### Exercise goal
Every entry below should be transcribed exactly; pictures stay out of the copy.

- - - - - - -

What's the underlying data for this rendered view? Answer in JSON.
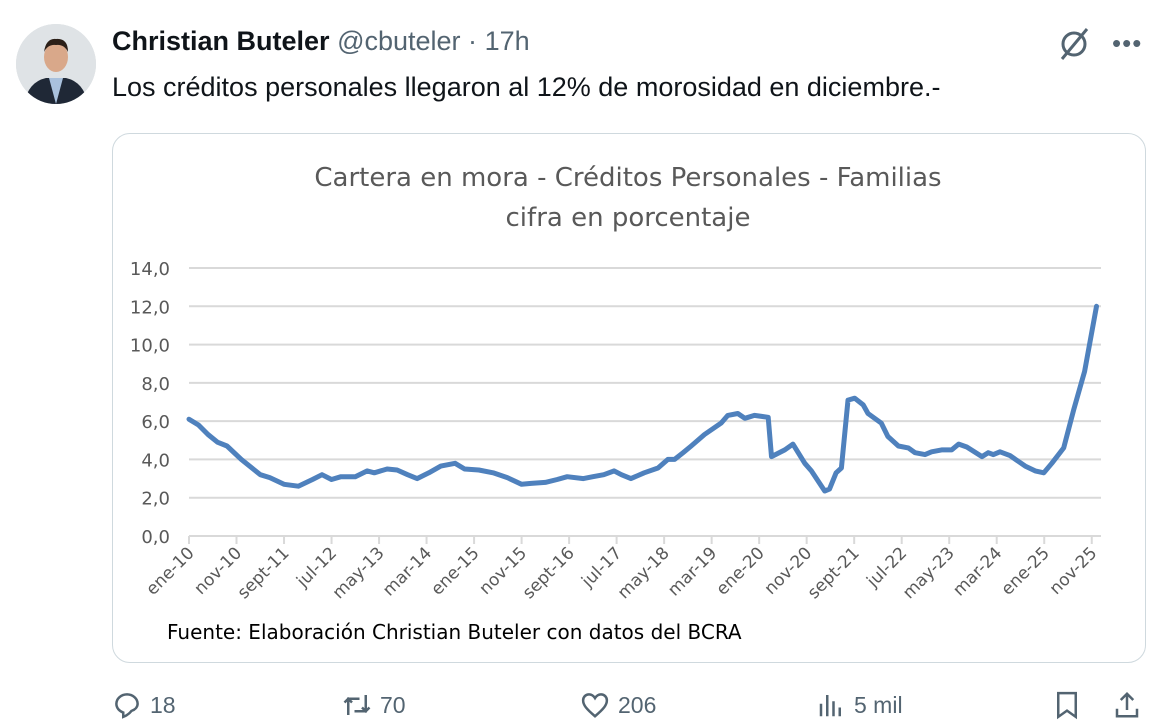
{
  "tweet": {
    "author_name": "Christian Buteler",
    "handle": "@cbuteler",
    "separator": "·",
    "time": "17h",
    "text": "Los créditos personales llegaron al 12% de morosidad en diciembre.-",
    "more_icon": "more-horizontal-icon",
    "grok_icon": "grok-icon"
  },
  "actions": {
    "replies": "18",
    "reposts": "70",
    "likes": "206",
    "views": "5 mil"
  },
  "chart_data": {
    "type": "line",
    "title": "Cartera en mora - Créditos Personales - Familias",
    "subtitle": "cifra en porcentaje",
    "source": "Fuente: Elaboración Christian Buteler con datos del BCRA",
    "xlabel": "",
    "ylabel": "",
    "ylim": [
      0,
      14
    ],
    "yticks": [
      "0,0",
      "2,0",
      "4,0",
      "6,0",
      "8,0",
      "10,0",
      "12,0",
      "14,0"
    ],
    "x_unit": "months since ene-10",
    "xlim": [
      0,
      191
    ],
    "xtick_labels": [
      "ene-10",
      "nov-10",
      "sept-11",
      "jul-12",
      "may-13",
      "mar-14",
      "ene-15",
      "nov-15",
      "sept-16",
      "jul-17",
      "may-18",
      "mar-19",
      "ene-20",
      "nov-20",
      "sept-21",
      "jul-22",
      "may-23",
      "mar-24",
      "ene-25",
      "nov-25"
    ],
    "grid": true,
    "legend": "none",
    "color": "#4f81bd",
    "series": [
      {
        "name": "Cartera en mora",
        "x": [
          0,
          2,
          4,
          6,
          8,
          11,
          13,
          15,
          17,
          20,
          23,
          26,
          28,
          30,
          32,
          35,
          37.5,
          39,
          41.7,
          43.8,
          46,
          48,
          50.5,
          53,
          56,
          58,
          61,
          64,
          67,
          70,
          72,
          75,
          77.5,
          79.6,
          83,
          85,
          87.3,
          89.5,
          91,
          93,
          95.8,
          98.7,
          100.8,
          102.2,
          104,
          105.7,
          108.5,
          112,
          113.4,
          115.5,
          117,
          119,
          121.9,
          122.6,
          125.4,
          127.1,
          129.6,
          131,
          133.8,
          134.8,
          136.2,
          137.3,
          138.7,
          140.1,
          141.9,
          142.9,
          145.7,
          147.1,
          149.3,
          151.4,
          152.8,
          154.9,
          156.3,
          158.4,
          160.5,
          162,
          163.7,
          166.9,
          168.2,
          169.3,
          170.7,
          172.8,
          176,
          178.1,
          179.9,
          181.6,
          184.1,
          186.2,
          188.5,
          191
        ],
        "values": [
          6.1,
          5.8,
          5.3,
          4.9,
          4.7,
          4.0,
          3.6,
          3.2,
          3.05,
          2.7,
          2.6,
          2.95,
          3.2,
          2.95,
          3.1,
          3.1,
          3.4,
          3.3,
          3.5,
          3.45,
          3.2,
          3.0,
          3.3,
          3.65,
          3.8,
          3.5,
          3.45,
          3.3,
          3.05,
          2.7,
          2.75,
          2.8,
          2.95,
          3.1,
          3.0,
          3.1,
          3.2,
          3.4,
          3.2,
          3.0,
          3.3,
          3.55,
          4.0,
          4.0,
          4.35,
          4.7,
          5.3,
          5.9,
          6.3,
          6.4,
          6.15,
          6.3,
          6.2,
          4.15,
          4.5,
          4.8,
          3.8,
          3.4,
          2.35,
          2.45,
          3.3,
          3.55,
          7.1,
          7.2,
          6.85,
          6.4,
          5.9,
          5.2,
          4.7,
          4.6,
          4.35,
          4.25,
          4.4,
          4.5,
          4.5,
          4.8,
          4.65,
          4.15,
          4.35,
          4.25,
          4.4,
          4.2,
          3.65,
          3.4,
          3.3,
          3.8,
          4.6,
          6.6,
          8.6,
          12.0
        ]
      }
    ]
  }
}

- - - - - - -

### Solution for this task
What's the underlying data for this rendered view? Answer in JSON.
{
  "tweet": {
    "author_name": "Christian Buteler",
    "handle": "@cbuteler",
    "separator": "·",
    "time": "17h",
    "text": "Los créditos personales llegaron al 12% de morosidad en diciembre.-",
    "more_icon": "more-horizontal-icon",
    "grok_icon": "grok-icon"
  },
  "actions": {
    "replies": "18",
    "reposts": "70",
    "likes": "206",
    "views": "5 mil"
  },
  "chart_data": {
    "type": "line",
    "title": "Cartera en mora - Créditos Personales - Familias",
    "subtitle": "cifra en porcentaje",
    "source": "Fuente: Elaboración Christian Buteler con datos del BCRA",
    "xlabel": "",
    "ylabel": "",
    "ylim": [
      0,
      14
    ],
    "yticks": [
      "0,0",
      "2,0",
      "4,0",
      "6,0",
      "8,0",
      "10,0",
      "12,0",
      "14,0"
    ],
    "x_unit": "months since ene-10",
    "xlim": [
      0,
      191
    ],
    "xtick_labels": [
      "ene-10",
      "nov-10",
      "sept-11",
      "jul-12",
      "may-13",
      "mar-14",
      "ene-15",
      "nov-15",
      "sept-16",
      "jul-17",
      "may-18",
      "mar-19",
      "ene-20",
      "nov-20",
      "sept-21",
      "jul-22",
      "may-23",
      "mar-24",
      "ene-25",
      "nov-25"
    ],
    "grid": true,
    "legend": "none",
    "color": "#4f81bd",
    "series": [
      {
        "name": "Cartera en mora",
        "x": [
          0,
          2,
          4,
          6,
          8,
          11,
          13,
          15,
          17,
          20,
          23,
          26,
          28,
          30,
          32,
          35,
          37.5,
          39,
          41.7,
          43.8,
          46,
          48,
          50.5,
          53,
          56,
          58,
          61,
          64,
          67,
          70,
          72,
          75,
          77.5,
          79.6,
          83,
          85,
          87.3,
          89.5,
          91,
          93,
          95.8,
          98.7,
          100.8,
          102.2,
          104,
          105.7,
          108.5,
          112,
          113.4,
          115.5,
          117,
          119,
          121.9,
          122.6,
          125.4,
          127.1,
          129.6,
          131,
          133.8,
          134.8,
          136.2,
          137.3,
          138.7,
          140.1,
          141.9,
          142.9,
          145.7,
          147.1,
          149.3,
          151.4,
          152.8,
          154.9,
          156.3,
          158.4,
          160.5,
          162,
          163.7,
          166.9,
          168.2,
          169.3,
          170.7,
          172.8,
          176,
          178.1,
          179.9,
          181.6,
          184.1,
          186.2,
          188.5,
          191
        ],
        "values": [
          6.1,
          5.8,
          5.3,
          4.9,
          4.7,
          4.0,
          3.6,
          3.2,
          3.05,
          2.7,
          2.6,
          2.95,
          3.2,
          2.95,
          3.1,
          3.1,
          3.4,
          3.3,
          3.5,
          3.45,
          3.2,
          3.0,
          3.3,
          3.65,
          3.8,
          3.5,
          3.45,
          3.3,
          3.05,
          2.7,
          2.75,
          2.8,
          2.95,
          3.1,
          3.0,
          3.1,
          3.2,
          3.4,
          3.2,
          3.0,
          3.3,
          3.55,
          4.0,
          4.0,
          4.35,
          4.7,
          5.3,
          5.9,
          6.3,
          6.4,
          6.15,
          6.3,
          6.2,
          4.15,
          4.5,
          4.8,
          3.8,
          3.4,
          2.35,
          2.45,
          3.3,
          3.55,
          7.1,
          7.2,
          6.85,
          6.4,
          5.9,
          5.2,
          4.7,
          4.6,
          4.35,
          4.25,
          4.4,
          4.5,
          4.5,
          4.8,
          4.65,
          4.15,
          4.35,
          4.25,
          4.4,
          4.2,
          3.65,
          3.4,
          3.3,
          3.8,
          4.6,
          6.6,
          8.6,
          12.0
        ]
      }
    ]
  }
}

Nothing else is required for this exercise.